- _LISTED ENTRIES_
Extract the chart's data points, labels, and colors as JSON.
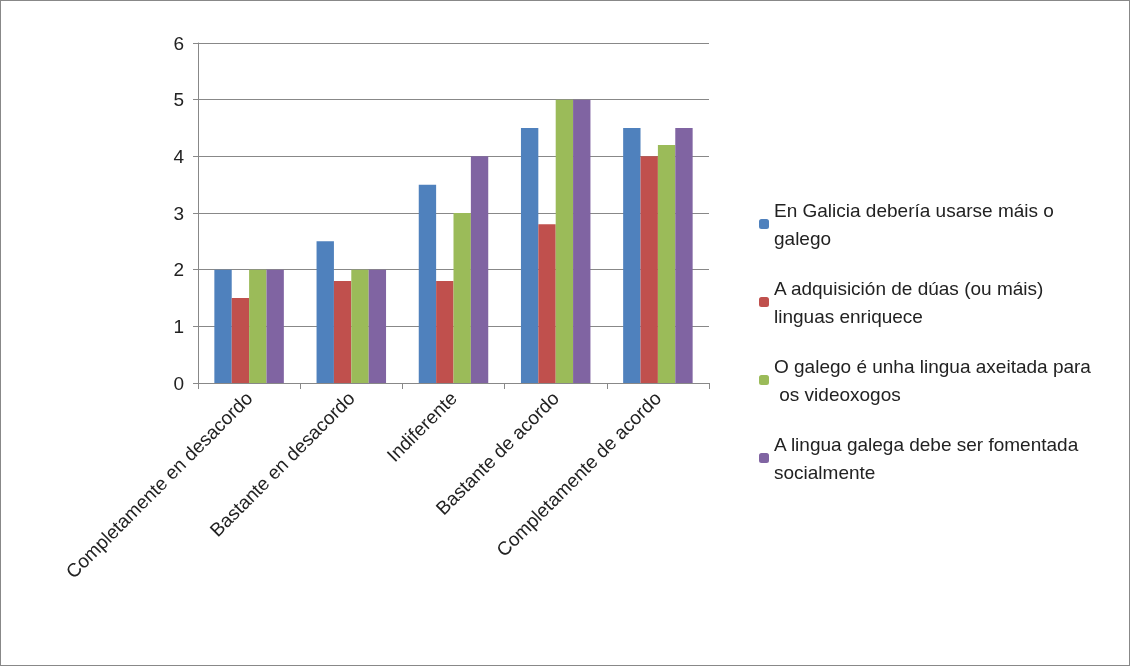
{
  "chart_data": {
    "type": "bar",
    "categories": [
      "Completamente en desacordo",
      "Bastante en desacordo",
      "Indiferente",
      "Bastante de acordo",
      "Completamente de acordo"
    ],
    "series": [
      {
        "name": "En Galicia debería usarse máis o galego",
        "color": "#4f81bd",
        "values": [
          2,
          2.5,
          3.5,
          4.5,
          4.5
        ]
      },
      {
        "name": "A adquisición de dúas (ou máis) linguas enriquece",
        "color": "#c0504d",
        "values": [
          1.5,
          1.8,
          1.8,
          2.8,
          4
        ]
      },
      {
        "name": "O galego é unha lingua axeitada para os videoxogos",
        "color": "#9bbb59",
        "values": [
          2,
          2,
          3,
          5,
          4.2
        ]
      },
      {
        "name": "A lingua galega debe ser fomentada socialmente",
        "color": "#8064a2",
        "values": [
          2,
          2,
          4,
          5,
          4.5
        ]
      }
    ],
    "ylim": [
      0,
      6
    ],
    "yticks": [
      0,
      1,
      2,
      3,
      4,
      5,
      6
    ],
    "grid": "y",
    "legend": "right"
  }
}
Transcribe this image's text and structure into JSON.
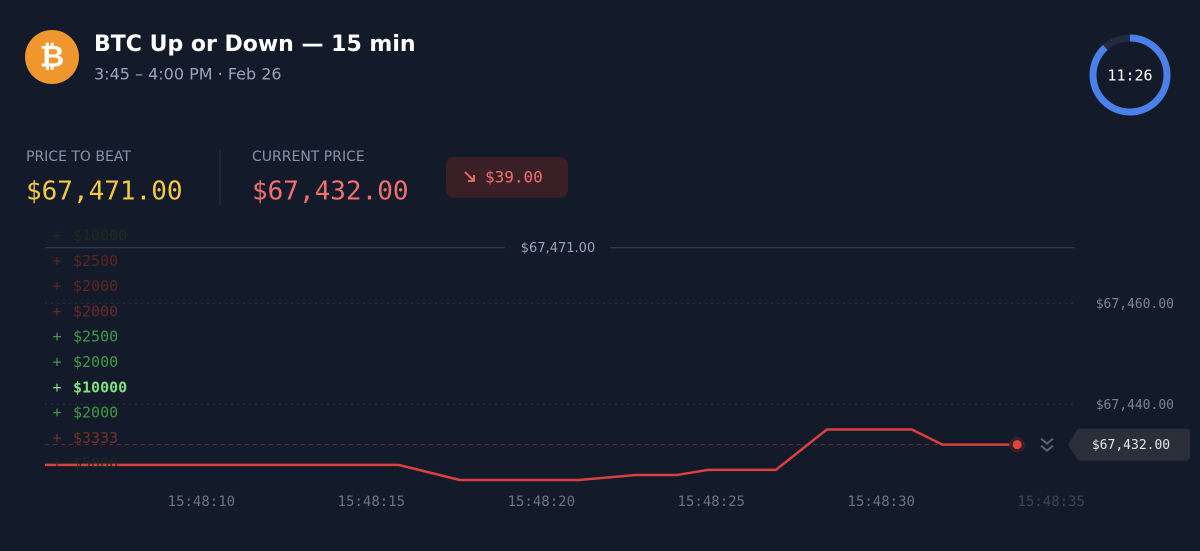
{
  "header": {
    "logo": "₿",
    "title": "BTC Up or Down — 15 min",
    "subtitle": "3:45 – 4:00 PM · Feb 26",
    "timer": "11:26"
  },
  "prices": {
    "price_to_beat_label": "PRICE TO BEAT",
    "price_to_beat": "$67,471.00",
    "current_price_label": "CURRENT PRICE",
    "current_price": "$67,432.00",
    "change": "$39.00"
  },
  "trades": [
    {
      "sign": "+",
      "amount": "$10000",
      "color": "#1d2b1f"
    },
    {
      "sign": "+",
      "amount": "$2500",
      "color": "#5a2624"
    },
    {
      "sign": "+",
      "amount": "$2000",
      "color": "#5e2725"
    },
    {
      "sign": "+",
      "amount": "$2000",
      "color": "#6a2a27"
    },
    {
      "sign": "+",
      "amount": "$2500",
      "color": "#3f9a46"
    },
    {
      "sign": "+",
      "amount": "$2000",
      "color": "#3f9a46"
    },
    {
      "sign": "+",
      "amount": "$10000",
      "color": "#7fe07f"
    },
    {
      "sign": "+",
      "amount": "$2000",
      "color": "#3f9a46"
    },
    {
      "sign": "+",
      "amount": "$3333",
      "color": "#7a2e2b"
    },
    {
      "sign": "+",
      "amount": "$5000",
      "color": "#1d2b1f"
    }
  ],
  "chart_data": {
    "type": "line",
    "color": "#d94040",
    "x": [
      5.4,
      15.8,
      17.6,
      21.1,
      22.8,
      24.0,
      24.9,
      26.9,
      28.4,
      30.9,
      31.8,
      34.0
    ],
    "values": [
      67428,
      67428,
      67425,
      67425,
      67426,
      67426,
      67427,
      67427,
      67435,
      67435,
      67432,
      67432
    ],
    "xlim": [
      5.4,
      35.7
    ],
    "xticks": [
      {
        "value": 10,
        "label": "15:48:10"
      },
      {
        "value": 15,
        "label": "15:48:15"
      },
      {
        "value": 20,
        "label": "15:48:20"
      },
      {
        "value": 25,
        "label": "15:48:25"
      },
      {
        "value": 30,
        "label": "15:48:30"
      },
      {
        "value": 35,
        "label": "15:48:35"
      }
    ],
    "ylim": [
      67425,
      67475
    ],
    "yticks": [
      {
        "value": 67460,
        "label": "$67,460.00"
      },
      {
        "value": 67440,
        "label": "$67,440.00"
      }
    ],
    "grid": true,
    "price_to_beat_line": {
      "value": 67471,
      "label": "$67,471.00"
    },
    "current_price_line": {
      "value": 67432,
      "label": "$67,432.00"
    }
  }
}
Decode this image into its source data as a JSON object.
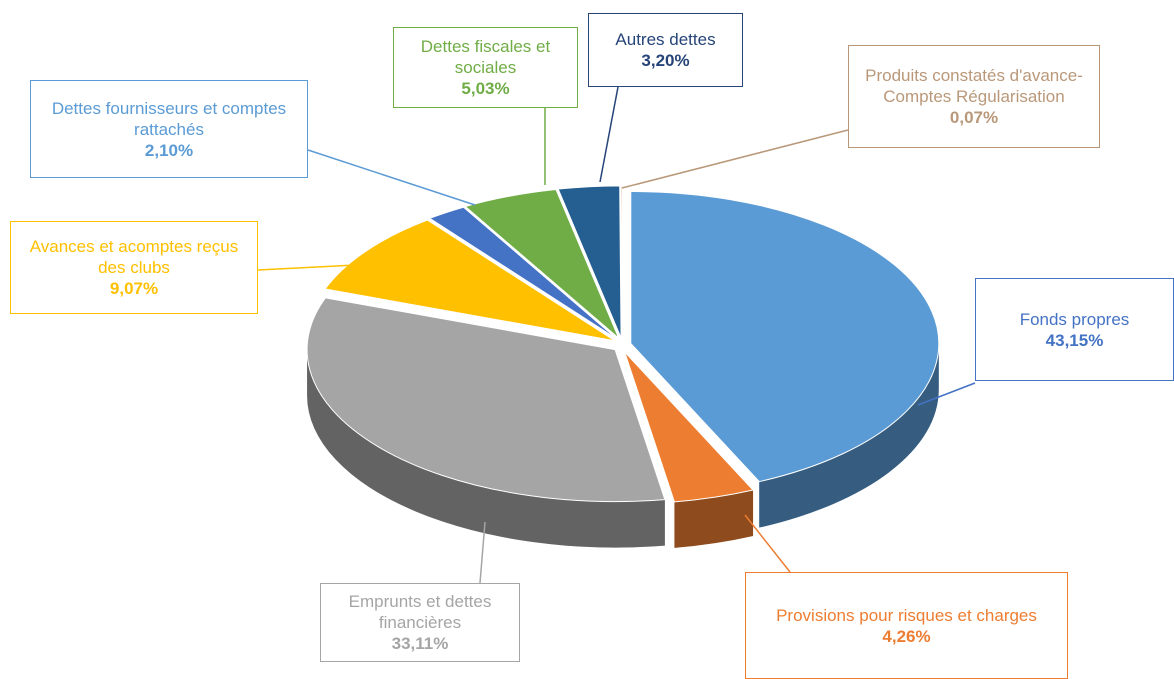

- _YOUR INSTRUCTIONS_
Where a line above holds the string "name", show that line.

- _CORRECT RESULT_
        "name": "En Galicia debería usarse máis o galego",
        "name": "A adquisición de dúas (ou máis) linguas enriquece",
        "name": "O galego é unha lingua axeitada para os videoxogos",
        "name": "A lingua galega debe ser fomentada socialmente",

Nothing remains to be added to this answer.